--- Begin ---

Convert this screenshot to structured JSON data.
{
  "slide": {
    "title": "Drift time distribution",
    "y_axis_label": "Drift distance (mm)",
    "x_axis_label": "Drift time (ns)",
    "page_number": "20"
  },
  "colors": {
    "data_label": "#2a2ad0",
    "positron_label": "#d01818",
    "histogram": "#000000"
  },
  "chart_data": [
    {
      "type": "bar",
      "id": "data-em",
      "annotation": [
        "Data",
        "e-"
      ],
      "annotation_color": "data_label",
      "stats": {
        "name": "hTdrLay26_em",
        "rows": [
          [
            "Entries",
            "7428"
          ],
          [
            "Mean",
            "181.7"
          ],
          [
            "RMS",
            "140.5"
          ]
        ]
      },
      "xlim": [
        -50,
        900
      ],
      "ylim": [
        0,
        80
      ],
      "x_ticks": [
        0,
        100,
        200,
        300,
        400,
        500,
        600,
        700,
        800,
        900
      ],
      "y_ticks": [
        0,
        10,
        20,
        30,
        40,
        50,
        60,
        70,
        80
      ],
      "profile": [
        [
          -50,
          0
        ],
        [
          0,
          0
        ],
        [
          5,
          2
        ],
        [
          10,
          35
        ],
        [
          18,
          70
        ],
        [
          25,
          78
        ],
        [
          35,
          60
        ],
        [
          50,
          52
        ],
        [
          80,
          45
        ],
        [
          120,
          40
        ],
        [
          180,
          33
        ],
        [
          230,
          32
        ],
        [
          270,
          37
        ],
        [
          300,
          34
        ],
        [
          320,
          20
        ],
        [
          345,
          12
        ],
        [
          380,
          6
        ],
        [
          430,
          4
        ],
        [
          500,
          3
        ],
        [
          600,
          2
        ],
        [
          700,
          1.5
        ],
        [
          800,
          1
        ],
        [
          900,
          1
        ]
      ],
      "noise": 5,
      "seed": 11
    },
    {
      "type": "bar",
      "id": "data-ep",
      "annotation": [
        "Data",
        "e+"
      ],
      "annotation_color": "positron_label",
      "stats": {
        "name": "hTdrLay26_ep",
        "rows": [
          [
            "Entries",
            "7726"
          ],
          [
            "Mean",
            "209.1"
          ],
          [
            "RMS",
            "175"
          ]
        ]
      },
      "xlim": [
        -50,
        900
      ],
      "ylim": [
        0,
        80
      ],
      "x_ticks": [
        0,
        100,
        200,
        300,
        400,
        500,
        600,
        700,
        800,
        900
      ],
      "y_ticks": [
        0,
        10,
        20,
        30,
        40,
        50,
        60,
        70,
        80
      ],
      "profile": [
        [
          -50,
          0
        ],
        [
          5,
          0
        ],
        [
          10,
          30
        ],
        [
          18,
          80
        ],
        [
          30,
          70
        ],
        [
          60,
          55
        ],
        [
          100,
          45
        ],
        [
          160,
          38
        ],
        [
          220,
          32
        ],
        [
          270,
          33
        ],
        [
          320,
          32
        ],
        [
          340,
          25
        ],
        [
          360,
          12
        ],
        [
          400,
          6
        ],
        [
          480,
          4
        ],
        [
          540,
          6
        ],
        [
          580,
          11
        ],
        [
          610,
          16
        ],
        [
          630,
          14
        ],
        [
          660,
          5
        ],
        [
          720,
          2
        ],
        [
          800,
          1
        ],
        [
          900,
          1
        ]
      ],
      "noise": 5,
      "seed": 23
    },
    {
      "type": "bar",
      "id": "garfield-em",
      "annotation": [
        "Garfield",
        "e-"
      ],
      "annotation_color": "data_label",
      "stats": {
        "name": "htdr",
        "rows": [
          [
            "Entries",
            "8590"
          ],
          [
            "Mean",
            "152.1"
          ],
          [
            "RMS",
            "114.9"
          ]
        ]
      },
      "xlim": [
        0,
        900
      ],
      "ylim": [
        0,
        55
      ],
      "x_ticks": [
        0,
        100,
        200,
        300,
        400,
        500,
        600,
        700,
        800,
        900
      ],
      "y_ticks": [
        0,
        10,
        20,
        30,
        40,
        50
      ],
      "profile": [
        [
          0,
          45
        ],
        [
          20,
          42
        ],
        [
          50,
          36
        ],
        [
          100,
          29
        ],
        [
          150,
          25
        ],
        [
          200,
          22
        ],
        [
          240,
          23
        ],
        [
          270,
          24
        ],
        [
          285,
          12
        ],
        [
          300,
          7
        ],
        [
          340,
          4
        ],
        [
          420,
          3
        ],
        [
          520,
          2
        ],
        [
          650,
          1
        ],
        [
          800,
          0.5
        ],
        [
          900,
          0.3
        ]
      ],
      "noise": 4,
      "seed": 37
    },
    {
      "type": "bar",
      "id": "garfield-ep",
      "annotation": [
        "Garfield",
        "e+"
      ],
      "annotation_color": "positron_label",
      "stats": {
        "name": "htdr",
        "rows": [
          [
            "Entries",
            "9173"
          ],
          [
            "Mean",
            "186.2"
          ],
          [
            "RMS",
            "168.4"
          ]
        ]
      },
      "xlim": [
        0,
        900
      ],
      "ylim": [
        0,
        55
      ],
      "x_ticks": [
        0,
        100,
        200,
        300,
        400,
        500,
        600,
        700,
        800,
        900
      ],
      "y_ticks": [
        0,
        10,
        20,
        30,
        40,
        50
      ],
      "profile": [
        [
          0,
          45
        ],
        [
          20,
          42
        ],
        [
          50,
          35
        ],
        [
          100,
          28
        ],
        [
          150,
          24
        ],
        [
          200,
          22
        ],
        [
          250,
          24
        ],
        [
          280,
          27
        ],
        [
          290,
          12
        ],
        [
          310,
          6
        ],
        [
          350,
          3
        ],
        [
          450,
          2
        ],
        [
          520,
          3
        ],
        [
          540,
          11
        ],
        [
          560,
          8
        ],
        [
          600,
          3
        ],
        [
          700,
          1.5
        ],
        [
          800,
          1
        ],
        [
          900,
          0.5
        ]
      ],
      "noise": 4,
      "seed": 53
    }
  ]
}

--- End ---

Set problem:
Using the data above, print every record exactly as shown.

Result of this exercise:
Convert this screenshot to structured JSON data.
{
  "slide": {
    "title": "Drift time distribution",
    "y_axis_label": "Drift distance (mm)",
    "x_axis_label": "Drift time (ns)",
    "page_number": "20"
  },
  "colors": {
    "data_label": "#2a2ad0",
    "positron_label": "#d01818",
    "histogram": "#000000"
  },
  "chart_data": [
    {
      "type": "bar",
      "id": "data-em",
      "annotation": [
        "Data",
        "e-"
      ],
      "annotation_color": "data_label",
      "stats": {
        "name": "hTdrLay26_em",
        "rows": [
          [
            "Entries",
            "7428"
          ],
          [
            "Mean",
            "181.7"
          ],
          [
            "RMS",
            "140.5"
          ]
        ]
      },
      "xlim": [
        -50,
        900
      ],
      "ylim": [
        0,
        80
      ],
      "x_ticks": [
        0,
        100,
        200,
        300,
        400,
        500,
        600,
        700,
        800,
        900
      ],
      "y_ticks": [
        0,
        10,
        20,
        30,
        40,
        50,
        60,
        70,
        80
      ],
      "profile": [
        [
          -50,
          0
        ],
        [
          0,
          0
        ],
        [
          5,
          2
        ],
        [
          10,
          35
        ],
        [
          18,
          70
        ],
        [
          25,
          78
        ],
        [
          35,
          60
        ],
        [
          50,
          52
        ],
        [
          80,
          45
        ],
        [
          120,
          40
        ],
        [
          180,
          33
        ],
        [
          230,
          32
        ],
        [
          270,
          37
        ],
        [
          300,
          34
        ],
        [
          320,
          20
        ],
        [
          345,
          12
        ],
        [
          380,
          6
        ],
        [
          430,
          4
        ],
        [
          500,
          3
        ],
        [
          600,
          2
        ],
        [
          700,
          1.5
        ],
        [
          800,
          1
        ],
        [
          900,
          1
        ]
      ],
      "noise": 5,
      "seed": 11
    },
    {
      "type": "bar",
      "id": "data-ep",
      "annotation": [
        "Data",
        "e+"
      ],
      "annotation_color": "positron_label",
      "stats": {
        "name": "hTdrLay26_ep",
        "rows": [
          [
            "Entries",
            "7726"
          ],
          [
            "Mean",
            "209.1"
          ],
          [
            "RMS",
            "175"
          ]
        ]
      },
      "xlim": [
        -50,
        900
      ],
      "ylim": [
        0,
        80
      ],
      "x_ticks": [
        0,
        100,
        200,
        300,
        400,
        500,
        600,
        700,
        800,
        900
      ],
      "y_ticks": [
        0,
        10,
        20,
        30,
        40,
        50,
        60,
        70,
        80
      ],
      "profile": [
        [
          -50,
          0
        ],
        [
          5,
          0
        ],
        [
          10,
          30
        ],
        [
          18,
          80
        ],
        [
          30,
          70
        ],
        [
          60,
          55
        ],
        [
          100,
          45
        ],
        [
          160,
          38
        ],
        [
          220,
          32
        ],
        [
          270,
          33
        ],
        [
          320,
          32
        ],
        [
          340,
          25
        ],
        [
          360,
          12
        ],
        [
          400,
          6
        ],
        [
          480,
          4
        ],
        [
          540,
          6
        ],
        [
          580,
          11
        ],
        [
          610,
          16
        ],
        [
          630,
          14
        ],
        [
          660,
          5
        ],
        [
          720,
          2
        ],
        [
          800,
          1
        ],
        [
          900,
          1
        ]
      ],
      "noise": 5,
      "seed": 23
    },
    {
      "type": "bar",
      "id": "garfield-em",
      "annotation": [
        "Garfield",
        "e-"
      ],
      "annotation_color": "data_label",
      "stats": {
        "name": "htdr",
        "rows": [
          [
            "Entries",
            "8590"
          ],
          [
            "Mean",
            "152.1"
          ],
          [
            "RMS",
            "114.9"
          ]
        ]
      },
      "xlim": [
        0,
        900
      ],
      "ylim": [
        0,
        55
      ],
      "x_ticks": [
        0,
        100,
        200,
        300,
        400,
        500,
        600,
        700,
        800,
        900
      ],
      "y_ticks": [
        0,
        10,
        20,
        30,
        40,
        50
      ],
      "profile": [
        [
          0,
          45
        ],
        [
          20,
          42
        ],
        [
          50,
          36
        ],
        [
          100,
          29
        ],
        [
          150,
          25
        ],
        [
          200,
          22
        ],
        [
          240,
          23
        ],
        [
          270,
          24
        ],
        [
          285,
          12
        ],
        [
          300,
          7
        ],
        [
          340,
          4
        ],
        [
          420,
          3
        ],
        [
          520,
          2
        ],
        [
          650,
          1
        ],
        [
          800,
          0.5
        ],
        [
          900,
          0.3
        ]
      ],
      "noise": 4,
      "seed": 37
    },
    {
      "type": "bar",
      "id": "garfield-ep",
      "annotation": [
        "Garfield",
        "e+"
      ],
      "annotation_color": "positron_label",
      "stats": {
        "name": "htdr",
        "rows": [
          [
            "Entries",
            "9173"
          ],
          [
            "Mean",
            "186.2"
          ],
          [
            "RMS",
            "168.4"
          ]
        ]
      },
      "xlim": [
        0,
        900
      ],
      "ylim": [
        0,
        55
      ],
      "x_ticks": [
        0,
        100,
        200,
        300,
        400,
        500,
        600,
        700,
        800,
        900
      ],
      "y_ticks": [
        0,
        10,
        20,
        30,
        40,
        50
      ],
      "profile": [
        [
          0,
          45
        ],
        [
          20,
          42
        ],
        [
          50,
          35
        ],
        [
          100,
          28
        ],
        [
          150,
          24
        ],
        [
          200,
          22
        ],
        [
          250,
          24
        ],
        [
          280,
          27
        ],
        [
          290,
          12
        ],
        [
          310,
          6
        ],
        [
          350,
          3
        ],
        [
          450,
          2
        ],
        [
          520,
          3
        ],
        [
          540,
          11
        ],
        [
          560,
          8
        ],
        [
          600,
          3
        ],
        [
          700,
          1.5
        ],
        [
          800,
          1
        ],
        [
          900,
          0.5
        ]
      ],
      "noise": 4,
      "seed": 53
    }
  ]
}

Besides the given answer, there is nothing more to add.